■ Work instructions: Extract the complete data exactly as given.
** BEGIN Input rows **
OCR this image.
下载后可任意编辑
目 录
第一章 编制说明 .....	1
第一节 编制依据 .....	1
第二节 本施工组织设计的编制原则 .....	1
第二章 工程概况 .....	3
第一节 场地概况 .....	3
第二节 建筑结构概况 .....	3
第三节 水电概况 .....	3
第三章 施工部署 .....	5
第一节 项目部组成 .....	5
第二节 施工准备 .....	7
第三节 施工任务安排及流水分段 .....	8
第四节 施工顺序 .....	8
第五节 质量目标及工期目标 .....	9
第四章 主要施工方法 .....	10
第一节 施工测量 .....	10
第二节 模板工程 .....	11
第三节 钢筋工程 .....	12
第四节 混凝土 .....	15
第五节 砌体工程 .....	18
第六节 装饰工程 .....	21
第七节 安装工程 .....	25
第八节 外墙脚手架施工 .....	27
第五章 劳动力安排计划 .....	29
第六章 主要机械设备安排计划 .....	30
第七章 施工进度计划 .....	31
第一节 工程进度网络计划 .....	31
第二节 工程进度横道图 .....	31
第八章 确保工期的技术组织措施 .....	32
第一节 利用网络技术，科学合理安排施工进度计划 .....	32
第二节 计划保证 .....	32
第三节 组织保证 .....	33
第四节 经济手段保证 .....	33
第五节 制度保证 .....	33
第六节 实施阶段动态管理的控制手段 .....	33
** END Input rows **
■ Solution for this problem:
OCR this image.
下载后可任意编辑
目 录
第一章 编制说明 .....	1
第一节 编制依据 .....	1
第二节 本施工组织设计的编制原则 .....	1
第二章 工程概况 .....	3
第一节 场地概况 .....	3
第二节 建筑结构概况 .....	3
第三节 水电概况 .....	3
第三章 施工部署 .....	5
第一节 项目部组成 .....	5
第二节 施工准备 .....	7
第三节 施工任务安排及流水分段 .....	8
第四节 施工顺序 .....	8
第五节 质量目标及工期目标 .....	9
第四章 主要施工方法 .....	10
第一节 施工测量 .....	10
第二节 模板工程 .....	11
第三节 钢筋工程 .....	12
第四节 混凝土 .....	15
第五节 砌体工程 .....	18
第六节 装饰工程 .....	21
第七节 安装工程 .....	25
第八节 外墙脚手架施工 .....	27
第五章 劳动力安排计划 .....	29
第六章 主要机械设备安排计划 .....	30
第七章 施工进度计划 .....	31
第一节 工程进度网络计划 .....	31
第二节 工程进度横道图 .....	31
第八章 确保工期的技术组织措施 .....	32
第一节 利用网络技术，科学合理安排施工进度计划 .....	32
第二节 计划保证 .....	32
第三节 组织保证 .....	33
第四节 经济手段保证 .....	33
第五节 制度保证 .....	33
第六节 实施阶段动态管理的控制手段 .....	33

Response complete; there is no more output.